AIM OF THE EXERCISE
Every line in the listing is to be echoed verbatim.

____ DATA EXTRACT

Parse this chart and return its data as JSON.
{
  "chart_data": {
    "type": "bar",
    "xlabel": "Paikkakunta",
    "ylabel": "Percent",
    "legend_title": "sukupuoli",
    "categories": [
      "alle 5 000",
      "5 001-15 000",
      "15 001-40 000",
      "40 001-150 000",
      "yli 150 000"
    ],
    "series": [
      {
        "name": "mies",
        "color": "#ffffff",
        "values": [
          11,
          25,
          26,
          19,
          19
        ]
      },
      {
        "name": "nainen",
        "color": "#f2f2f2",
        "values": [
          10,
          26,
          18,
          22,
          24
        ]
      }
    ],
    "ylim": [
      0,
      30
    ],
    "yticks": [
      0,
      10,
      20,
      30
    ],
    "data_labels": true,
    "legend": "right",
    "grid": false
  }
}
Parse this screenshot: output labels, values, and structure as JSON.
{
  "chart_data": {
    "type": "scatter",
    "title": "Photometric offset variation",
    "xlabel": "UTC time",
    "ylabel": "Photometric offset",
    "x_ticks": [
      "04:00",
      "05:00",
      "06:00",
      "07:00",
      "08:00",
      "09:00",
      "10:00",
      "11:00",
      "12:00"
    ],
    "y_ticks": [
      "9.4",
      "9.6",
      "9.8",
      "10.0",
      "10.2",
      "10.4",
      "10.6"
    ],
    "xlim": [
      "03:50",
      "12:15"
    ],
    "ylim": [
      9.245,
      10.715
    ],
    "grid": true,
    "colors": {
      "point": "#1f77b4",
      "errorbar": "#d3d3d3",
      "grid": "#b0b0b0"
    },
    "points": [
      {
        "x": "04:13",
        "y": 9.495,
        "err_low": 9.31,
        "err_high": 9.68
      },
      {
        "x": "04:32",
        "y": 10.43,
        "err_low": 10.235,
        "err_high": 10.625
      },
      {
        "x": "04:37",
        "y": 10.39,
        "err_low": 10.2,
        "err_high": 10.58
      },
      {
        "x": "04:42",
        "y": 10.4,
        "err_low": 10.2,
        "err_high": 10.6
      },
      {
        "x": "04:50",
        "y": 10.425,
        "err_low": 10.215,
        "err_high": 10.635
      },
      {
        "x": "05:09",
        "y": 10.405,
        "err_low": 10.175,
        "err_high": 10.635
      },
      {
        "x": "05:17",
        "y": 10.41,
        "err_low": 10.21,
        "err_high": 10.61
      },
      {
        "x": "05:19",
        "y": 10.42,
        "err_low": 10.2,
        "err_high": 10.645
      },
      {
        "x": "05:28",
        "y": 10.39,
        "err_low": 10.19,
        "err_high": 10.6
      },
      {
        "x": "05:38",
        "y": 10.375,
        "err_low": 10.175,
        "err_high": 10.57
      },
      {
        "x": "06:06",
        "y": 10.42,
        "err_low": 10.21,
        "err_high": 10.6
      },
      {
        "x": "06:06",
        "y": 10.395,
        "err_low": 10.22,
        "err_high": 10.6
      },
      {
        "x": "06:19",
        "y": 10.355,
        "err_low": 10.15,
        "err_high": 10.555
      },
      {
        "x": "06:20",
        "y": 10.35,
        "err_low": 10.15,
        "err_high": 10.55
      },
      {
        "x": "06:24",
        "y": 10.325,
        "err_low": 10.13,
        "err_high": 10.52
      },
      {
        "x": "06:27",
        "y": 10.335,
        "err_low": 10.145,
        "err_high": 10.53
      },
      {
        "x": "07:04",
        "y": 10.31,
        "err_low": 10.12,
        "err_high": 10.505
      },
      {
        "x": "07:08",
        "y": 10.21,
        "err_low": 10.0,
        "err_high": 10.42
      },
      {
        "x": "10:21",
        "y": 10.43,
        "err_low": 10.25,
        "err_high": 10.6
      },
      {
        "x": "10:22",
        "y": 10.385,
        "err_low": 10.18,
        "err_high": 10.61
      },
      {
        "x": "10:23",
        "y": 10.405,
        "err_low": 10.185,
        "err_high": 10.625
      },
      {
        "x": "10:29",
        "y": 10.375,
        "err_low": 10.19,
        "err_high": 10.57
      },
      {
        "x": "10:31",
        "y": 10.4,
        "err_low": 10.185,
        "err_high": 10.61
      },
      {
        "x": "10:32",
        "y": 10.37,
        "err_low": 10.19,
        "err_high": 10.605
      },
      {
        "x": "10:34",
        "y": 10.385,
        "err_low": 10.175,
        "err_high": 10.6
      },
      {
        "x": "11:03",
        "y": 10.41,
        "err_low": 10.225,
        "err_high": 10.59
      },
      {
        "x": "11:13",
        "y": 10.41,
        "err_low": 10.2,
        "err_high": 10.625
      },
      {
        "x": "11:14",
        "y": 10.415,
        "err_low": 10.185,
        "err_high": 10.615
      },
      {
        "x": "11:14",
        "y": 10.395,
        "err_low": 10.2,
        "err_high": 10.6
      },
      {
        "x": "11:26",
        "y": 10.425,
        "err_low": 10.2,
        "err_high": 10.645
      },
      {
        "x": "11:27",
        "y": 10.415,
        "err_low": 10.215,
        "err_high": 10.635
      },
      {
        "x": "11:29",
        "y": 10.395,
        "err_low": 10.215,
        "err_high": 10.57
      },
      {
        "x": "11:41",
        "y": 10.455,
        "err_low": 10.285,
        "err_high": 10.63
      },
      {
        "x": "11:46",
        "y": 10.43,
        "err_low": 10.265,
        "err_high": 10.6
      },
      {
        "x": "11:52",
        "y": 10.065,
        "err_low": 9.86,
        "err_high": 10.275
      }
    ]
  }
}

________

ANSWER BELOW
Parse this chart and return its data as JSON.
{
  "chart_data": {
    "type": "bar",
    "xlabel": "Paikkakunta",
    "ylabel": "Percent",
    "legend_title": "sukupuoli",
    "categories": [
      "alle 5 000",
      "5 001-15 000",
      "15 001-40 000",
      "40 001-150 000",
      "yli 150 000"
    ],
    "series": [
      {
        "name": "mies",
        "color": "#ffffff",
        "values": [
          11,
          25,
          26,
          19,
          19
        ]
      },
      {
        "name": "nainen",
        "color": "#f2f2f2",
        "values": [
          10,
          26,
          18,
          22,
          24
        ]
      }
    ],
    "ylim": [
      0,
      30
    ],
    "yticks": [
      0,
      10,
      20,
      30
    ],
    "data_labels": true,
    "legend": "right",
    "grid": false
  }
}
Parse this screenshot: output labels, values, and structure as JSON.
{
  "chart_data": {
    "type": "scatter",
    "title": "Photometric offset variation",
    "xlabel": "UTC time",
    "ylabel": "Photometric offset",
    "x_ticks": [
      "04:00",
      "05:00",
      "06:00",
      "07:00",
      "08:00",
      "09:00",
      "10:00",
      "11:00",
      "12:00"
    ],
    "y_ticks": [
      "9.4",
      "9.6",
      "9.8",
      "10.0",
      "10.2",
      "10.4",
      "10.6"
    ],
    "xlim": [
      "03:50",
      "12:15"
    ],
    "ylim": [
      9.245,
      10.715
    ],
    "grid": true,
    "colors": {
      "point": "#1f77b4",
      "errorbar": "#d3d3d3",
      "grid": "#b0b0b0"
    },
    "points": [
      {
        "x": "04:13",
        "y": 9.495,
        "err_low": 9.31,
        "err_high": 9.68
      },
      {
        "x": "04:32",
        "y": 10.43,
        "err_low": 10.235,
        "err_high": 10.625
      },
      {
        "x": "04:37",
        "y": 10.39,
        "err_low": 10.2,
        "err_high": 10.58
      },
      {
        "x": "04:42",
        "y": 10.4,
        "err_low": 10.2,
        "err_high": 10.6
      },
      {
        "x": "04:50",
        "y": 10.425,
        "err_low": 10.215,
        "err_high": 10.635
      },
      {
        "x": "05:09",
        "y": 10.405,
        "err_low": 10.175,
        "err_high": 10.635
      },
      {
        "x": "05:17",
        "y": 10.41,
        "err_low": 10.21,
        "err_high": 10.61
      },
      {
        "x": "05:19",
        "y": 10.42,
        "err_low": 10.2,
        "err_high": 10.645
      },
      {
        "x": "05:28",
        "y": 10.39,
        "err_low": 10.19,
        "err_high": 10.6
      },
      {
        "x": "05:38",
        "y": 10.375,
        "err_low": 10.175,
        "err_high": 10.57
      },
      {
        "x": "06:06",
        "y": 10.42,
        "err_low": 10.21,
        "err_high": 10.6
      },
      {
        "x": "06:06",
        "y": 10.395,
        "err_low": 10.22,
        "err_high": 10.6
      },
      {
        "x": "06:19",
        "y": 10.355,
        "err_low": 10.15,
        "err_high": 10.555
      },
      {
        "x": "06:20",
        "y": 10.35,
        "err_low": 10.15,
        "err_high": 10.55
      },
      {
        "x": "06:24",
        "y": 10.325,
        "err_low": 10.13,
        "err_high": 10.52
      },
      {
        "x": "06:27",
        "y": 10.335,
        "err_low": 10.145,
        "err_high": 10.53
      },
      {
        "x": "07:04",
        "y": 10.31,
        "err_low": 10.12,
        "err_high": 10.505
      },
      {
        "x": "07:08",
        "y": 10.21,
        "err_low": 10.0,
        "err_high": 10.42
      },
      {
        "x": "10:21",
        "y": 10.43,
        "err_low": 10.25,
        "err_high": 10.6
      },
      {
        "x": "10:22",
        "y": 10.385,
        "err_low": 10.18,
        "err_high": 10.61
      },
      {
        "x": "10:23",
        "y": 10.405,
        "err_low": 10.185,
        "err_high": 10.625
      },
      {
        "x": "10:29",
        "y": 10.375,
        "err_low": 10.19,
        "err_high": 10.57
      },
      {
        "x": "10:31",
        "y": 10.4,
        "err_low": 10.185,
        "err_high": 10.61
      },
      {
        "x": "10:32",
        "y": 10.37,
        "err_low": 10.19,
        "err_high": 10.605
      },
      {
        "x": "10:34",
        "y": 10.385,
        "err_low": 10.175,
        "err_high": 10.6
      },
      {
        "x": "11:03",
        "y": 10.41,
        "err_low": 10.225,
        "err_high": 10.59
      },
      {
        "x": "11:13",
        "y": 10.41,
        "err_low": 10.2,
        "err_high": 10.625
      },
      {
        "x": "11:14",
        "y": 10.415,
        "err_low": 10.185,
        "err_high": 10.615
      },
      {
        "x": "11:14",
        "y": 10.395,
        "err_low": 10.2,
        "err_high": 10.6
      },
      {
        "x": "11:26",
        "y": 10.425,
        "err_low": 10.2,
        "err_high": 10.645
      },
      {
        "x": "11:27",
        "y": 10.415,
        "err_low": 10.215,
        "err_high": 10.635
      },
      {
        "x": "11:29",
        "y": 10.395,
        "err_low": 10.215,
        "err_high": 10.57
      },
      {
        "x": "11:41",
        "y": 10.455,
        "err_low": 10.285,
        "err_high": 10.63
      },
      {
        "x": "11:46",
        "y": 10.43,
        "err_low": 10.265,
        "err_high": 10.6
      },
      {
        "x": "11:52",
        "y": 10.065,
        "err_low": 9.86,
        "err_high": 10.275
      }
    ]
  }
}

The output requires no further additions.